▶ _Provided text_
━━━
2. Upgrade Controlplane and Node Pool

  • In OCI, go to the “Cluster Details” section for the desired cluster and click on “New Kubernetes version available” message, then select the desired version. The controlplane should start the upgrade process.
  • Once the controlplane is upgraded, go to Node pools section, click on the pool that is going to be upgraded and select the edit button. Then select the desired version.

3. Drain nodes one by one

For each node undergoing an upgrade:

  • Drain the backend to prevent the LB from sending new requests to the OKE node and gracefully finish current requests

    oci lb backend update --drain yes --offline no --weight 1 --load-balancer-id <LB OCID> --backend-set-name <BS NAME> --backend-name <IP ADDRESS:PORT>
  • Cordon the node to prevent new workloads from being scheduled

    kubectl cordon <node-name>
  • Drain the node to gracefully evict running pods

    kubectl drain <node-name> --ignore-daemonsets --delete-emptydir-data
    • --ignore-daemonsets: Ensures that daemonsets are not removed. i.e. networking and monitoring agents.
    • --delete-emptydir-data: Ensures ephemeral storage does not block the draining.

4. Delete the node to let the nodepool spin up a new instance

  • Go to the cluster in Developer Services > Kubernetes Clusters (OKE) > Select cluster > Node Pools > Select Node pool.

  • Expand node details and click Actions > Delete node

  • Wait the node to be deleted and the creation of the new node, use the following command to monitor status in the engine.
━━━
▶ _Data excerpt_
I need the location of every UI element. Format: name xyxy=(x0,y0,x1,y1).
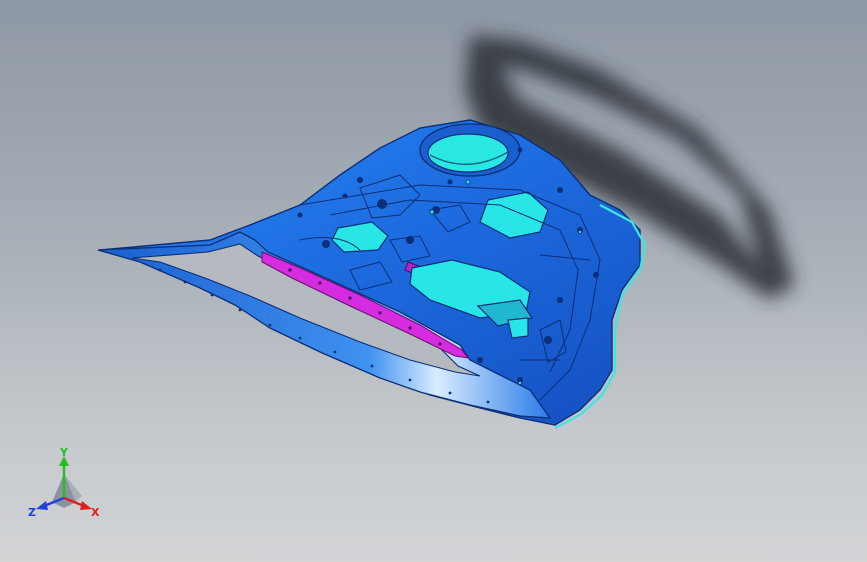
━━━
▶ _Work to complete_
(1) In the upgrade steps, what does the --delete-emptydir-data flag ensure?
(2) Summarize the upgrade steps in two sentences.
(3) Translate this sentence from the upgrade steps into Spanish: "Once the controlplane is upgraded, go to Node pools section, click on the pool that is going to be upgraded and select the edit button."
The data can be ignored.

▶ _Solutions to the exercise_
(1) It ensures that ephemeral storage does not block the draining.

(2) In OCI, the control plane is upgraded first by selecting the new Kubernetes version in the cluster details, and then each node pool is edited and set to the desired version. Each node is then drained from the load balancer backend, cordoned, drained with kubectl, and deleted so the node pool can spin up a new instance.

(3) Una vez actualizado el plano de control, vaya a la sección Node pools, haga clic en el pool que se va a actualizar y seleccione el botón de edición.